BRIEF: Pick every line with "csiro" from the material below.

--- BEGIN ---

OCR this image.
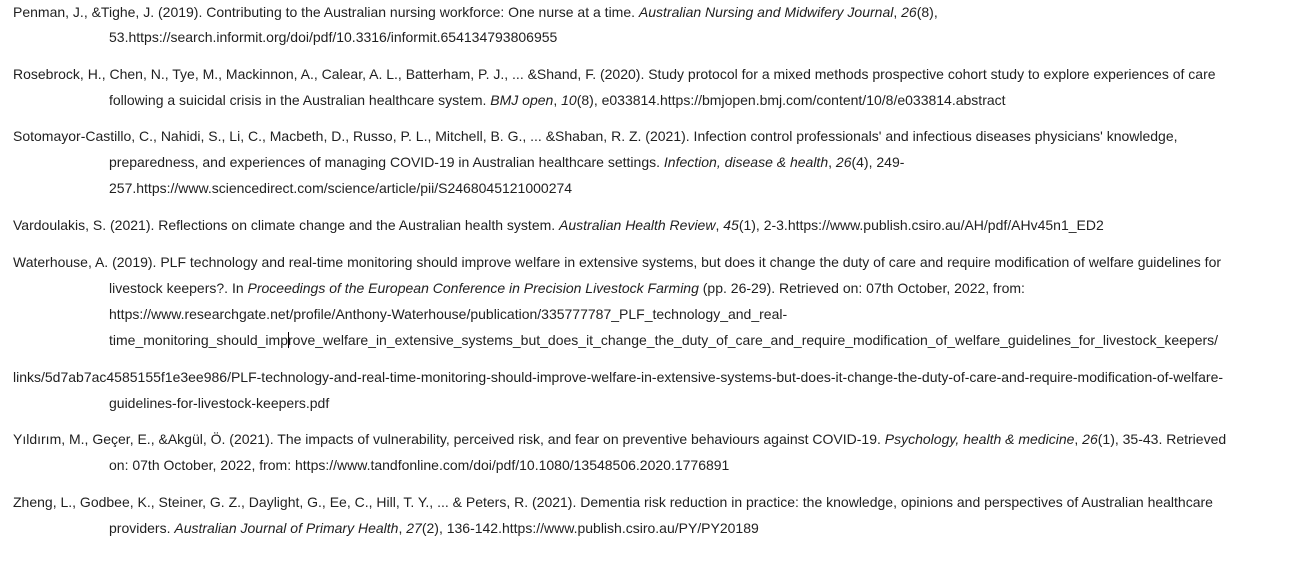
Penman, J., &Tighe, J. (2019). Contributing to the Australian nursing workforce: One nurse at a time. Australian Nursing and Midwifery Journal, 26(8),
53.https://search.informit.org/doi/pdf/10.3316/informit.654134793806955
Rosebrock, H., Chen, N., Tye, M., Mackinnon, A., Calear, A. L., Batterham, P. J., ... &Shand, F. (2020). Study protocol for a mixed methods prospective cohort study to explore experiences of care
following a suicidal crisis in the Australian healthcare system. BMJ open, 10(8), e033814.https://bmjopen.bmj.com/content/10/8/e033814.abstract
Sotomayor-Castillo, C., Nahidi, S., Li, C., Macbeth, D., Russo, P. L., Mitchell, B. G., ... &Shaban, R. Z. (2021). Infection control professionals' and infectious diseases physicians' knowledge,
preparedness, and experiences of managing COVID-19 in Australian healthcare settings. Infection, disease & health, 26(4), 249-
257.https://www.sciencedirect.com/science/article/pii/S2468045121000274
Vardoulakis, S. (2021). Reflections on climate change and the Australian health system. Australian Health Review, 45(1), 2-3.https://www.publish.csiro.au/AH/pdf/AHv45n1_ED2
Waterhouse, A. (2019). PLF technology and real-time monitoring should improve welfare in extensive systems, but does it change the duty of care and require modification of welfare guidelines for
livestock keepers?. In Proceedings of the European Conference in Precision Livestock Farming (pp. 26-29). Retrieved on: 07th October, 2022, from:
https://www.researchgate.net/profile/Anthony-Waterhouse/publication/335777787_PLF_technology_and_real-
time_monitoring_should_improve_welfare_in_extensive_systems_but_does_it_change_the_duty_of_care_and_require_modification_of_welfare_guidelines_for_livestock_keepers/
links/5d7ab7ac4585155f1e3ee986/PLF-technology-and-real-time-monitoring-should-improve-welfare-in-extensive-systems-but-does-it-change-the-duty-of-care-and-require-modification-of-welfare-
guidelines-for-livestock-keepers.pdf
Yıldırım, M., Geçer, E., &Akgül, Ö. (2021). The impacts of vulnerability, perceived risk, and fear on preventive behaviours against COVID-19. Psychology, health & medicine, 26(1), 35-43. Retrieved
on: 07th October, 2022, from: https://www.tandfonline.com/doi/pdf/10.1080/13548506.2020.1776891
Zheng, L., Godbee, K., Steiner, G. Z., Daylight, G., Ee, C., Hill, T. Y., ... & Peters, R. (2021). Dementia risk reduction in practice: the knowledge, opinions and perspectives of Australian healthcare
providers. Australian Journal of Primary Health, 27(2), 136-142.https://www.publish.csiro.au/PY/PY20189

--- END ---

FULL RESPONSE:
Vardoulakis, S. (2021). Reflections on climate change and the Australian health system. Australian Health Review, 45(1), 2-3.https://www.publish.csiro.au/AH/pdf/AHv45n1_ED2
providers. Australian Journal of Primary Health, 27(2), 136-142.https://www.publish.csiro.au/PY/PY20189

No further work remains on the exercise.